WHAT TO DO
Without including any images, reproduce each entry exactly.

Figure content listings:
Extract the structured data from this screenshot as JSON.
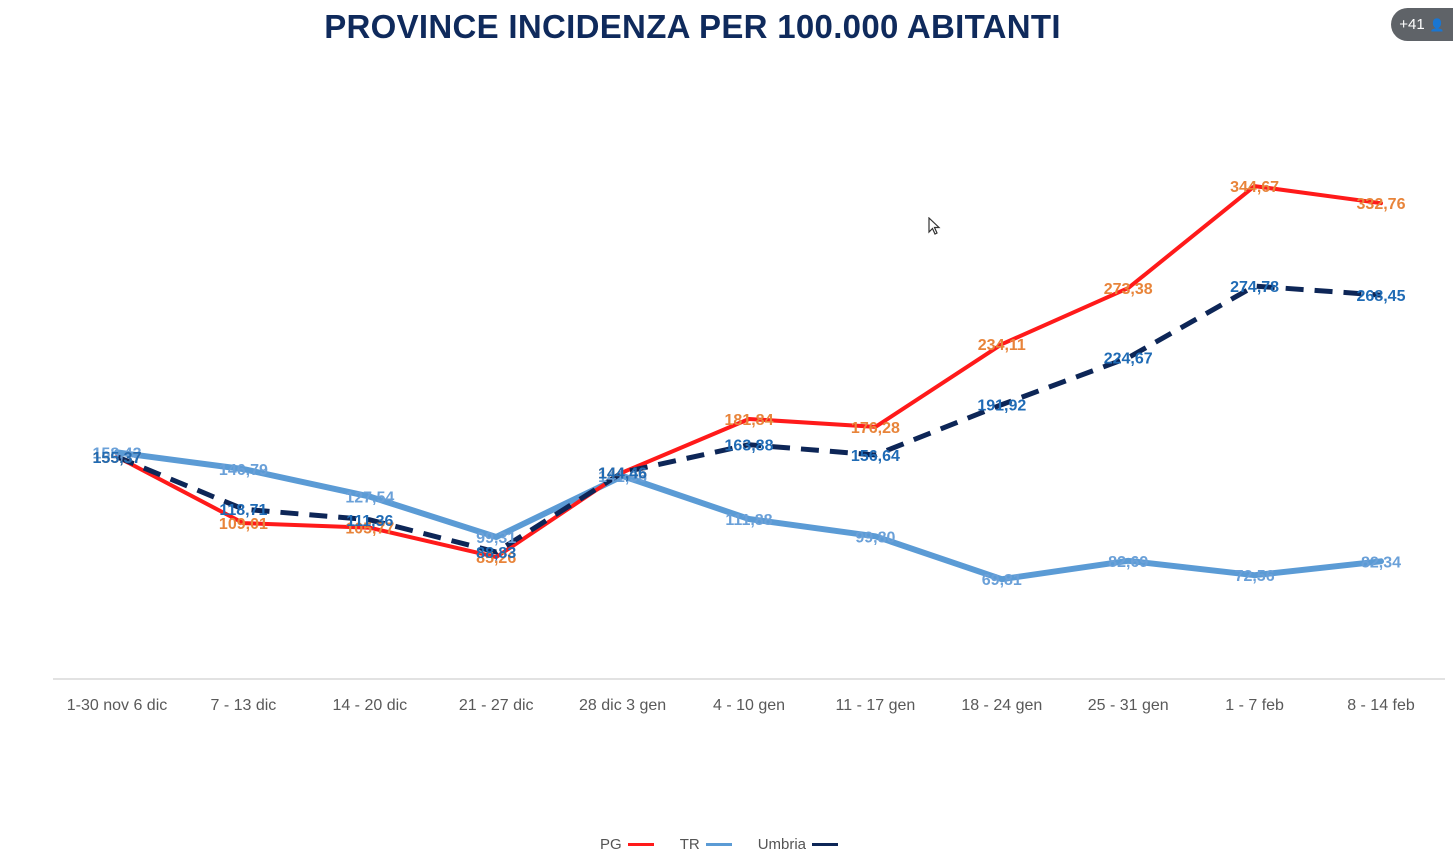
{
  "slide": {
    "title": "PROVINCE INCIDENZA PER 100.000 ABITANTI"
  },
  "participants": {
    "count_label": "+41",
    "icon": "person-icon"
  },
  "chart_data": {
    "type": "line",
    "title": "PROVINCE INCIDENZA PER 100.000 ABITANTI",
    "categories": [
      "1-30 nov 6 dic",
      "7 - 13 dic",
      "14 - 20 dic",
      "21 - 27 dic",
      "28 dic 3 gen",
      "4 - 10 gen",
      "11 - 17 gen",
      "18 - 24 gen",
      "25 - 31 gen",
      "1 - 7 feb",
      "8 - 14 feb"
    ],
    "series": [
      {
        "name": "PG",
        "color": "#ff1a1a",
        "label_color": "#e8843a",
        "style": "solid",
        "values": [
          155.37,
          109.01,
          105.77,
          85.26,
          144.46,
          181.84,
          176.28,
          234.11,
          273.38,
          344.67,
          332.76
        ],
        "labels": [
          "155,37",
          "109,01",
          "105,77",
          "85,26",
          "144,46",
          "181,84",
          "176,28",
          "234,11",
          "273,38",
          "344,67",
          "332,76"
        ]
      },
      {
        "name": "TR",
        "color": "#5b9bd5",
        "label_color": "#6aa0d8",
        "style": "solid",
        "values": [
          158.43,
          146.79,
          127.54,
          99.31,
          141.96,
          111.88,
          99.8,
          69.81,
          82.69,
          72.56,
          82.34
        ],
        "labels": [
          "158,43",
          "146,79",
          "127,54",
          "99,31",
          "141,96",
          "111,88",
          "99,80",
          "69,81",
          "82,69",
          "72,56",
          "82,34"
        ]
      },
      {
        "name": "Umbria",
        "color": "#0d2657",
        "label_color": "#1f6bb5",
        "style": "dashed",
        "values": [
          155.37,
          118.71,
          111.36,
          88.83,
          144.46,
          163.88,
          156.64,
          191.92,
          224.67,
          274.78,
          268.45
        ],
        "labels": [
          "155,37",
          "118,71",
          "111,36",
          "88,83",
          "144,46",
          "163,88",
          "156,64",
          "191,92",
          "224,67",
          "274,78",
          "268,45"
        ]
      }
    ],
    "legend": {
      "position": "bottom",
      "entries": [
        "PG",
        "TR",
        "Umbria"
      ]
    },
    "ylim": [
      0,
      380
    ],
    "grid": false
  }
}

OUTPUT BELOW
Extract the structured data from this screenshot as JSON.
{
  "slide": {
    "title": "PROVINCE INCIDENZA PER 100.000 ABITANTI"
  },
  "participants": {
    "count_label": "+41",
    "icon": "person-icon"
  },
  "chart_data": {
    "type": "line",
    "title": "PROVINCE INCIDENZA PER 100.000 ABITANTI",
    "categories": [
      "1-30 nov 6 dic",
      "7 - 13 dic",
      "14 - 20 dic",
      "21 - 27 dic",
      "28 dic 3 gen",
      "4 - 10 gen",
      "11 - 17 gen",
      "18 - 24 gen",
      "25 - 31 gen",
      "1 - 7 feb",
      "8 - 14 feb"
    ],
    "series": [
      {
        "name": "PG",
        "color": "#ff1a1a",
        "label_color": "#e8843a",
        "style": "solid",
        "values": [
          155.37,
          109.01,
          105.77,
          85.26,
          144.46,
          181.84,
          176.28,
          234.11,
          273.38,
          344.67,
          332.76
        ],
        "labels": [
          "155,37",
          "109,01",
          "105,77",
          "85,26",
          "144,46",
          "181,84",
          "176,28",
          "234,11",
          "273,38",
          "344,67",
          "332,76"
        ]
      },
      {
        "name": "TR",
        "color": "#5b9bd5",
        "label_color": "#6aa0d8",
        "style": "solid",
        "values": [
          158.43,
          146.79,
          127.54,
          99.31,
          141.96,
          111.88,
          99.8,
          69.81,
          82.69,
          72.56,
          82.34
        ],
        "labels": [
          "158,43",
          "146,79",
          "127,54",
          "99,31",
          "141,96",
          "111,88",
          "99,80",
          "69,81",
          "82,69",
          "72,56",
          "82,34"
        ]
      },
      {
        "name": "Umbria",
        "color": "#0d2657",
        "label_color": "#1f6bb5",
        "style": "dashed",
        "values": [
          155.37,
          118.71,
          111.36,
          88.83,
          144.46,
          163.88,
          156.64,
          191.92,
          224.67,
          274.78,
          268.45
        ],
        "labels": [
          "155,37",
          "118,71",
          "111,36",
          "88,83",
          "144,46",
          "163,88",
          "156,64",
          "191,92",
          "224,67",
          "274,78",
          "268,45"
        ]
      }
    ],
    "legend": {
      "position": "bottom",
      "entries": [
        "PG",
        "TR",
        "Umbria"
      ]
    },
    "ylim": [
      0,
      380
    ],
    "grid": false
  }
}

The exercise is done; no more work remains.